AIM OF THE TASK:
Locate each line below that includes "спирка" and reproduce it.

>> start

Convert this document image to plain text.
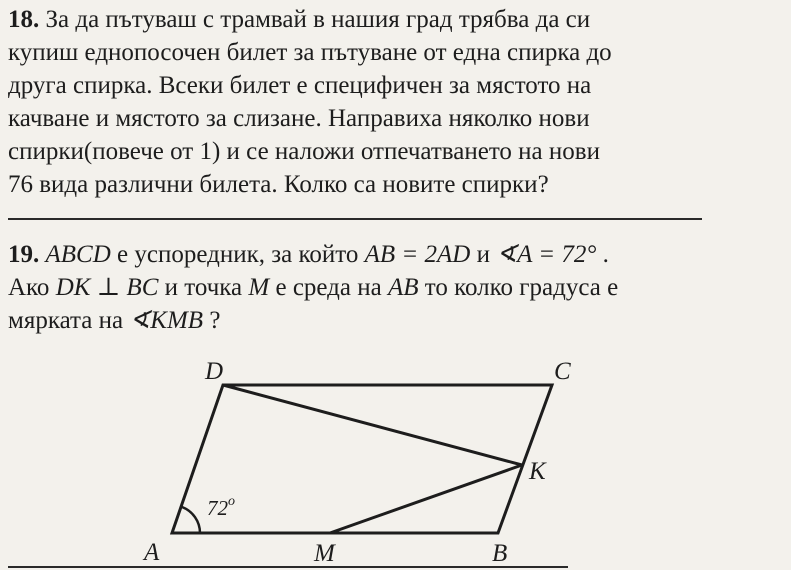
18. За да пътуваш с трамвай в нашия град трябва да си
купиш еднопосочен билет за пътуване от една спирка до
друга спирка. Всеки билет е специфичен за мястото на
качване и мястото за слизане. Направиха няколко нови
спирки(повече от 1) и се наложи отпечатването на нови
76 вида различни билета. Колко са новите спирки?
19. ABCD е успоредник, за който AB = 2AD и ∢A = 72° .
Ако DK ⊥ BC и точка M е среда на AB то колко градуса е
мярката на ∢KMB ?
A	B
C
D
K
M
72$^o$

>> end

FULL SOLUTION:
купиш еднопосочен билет за пътуване от една спирка до
друга спирка. Всеки билет е специфичен за мястото на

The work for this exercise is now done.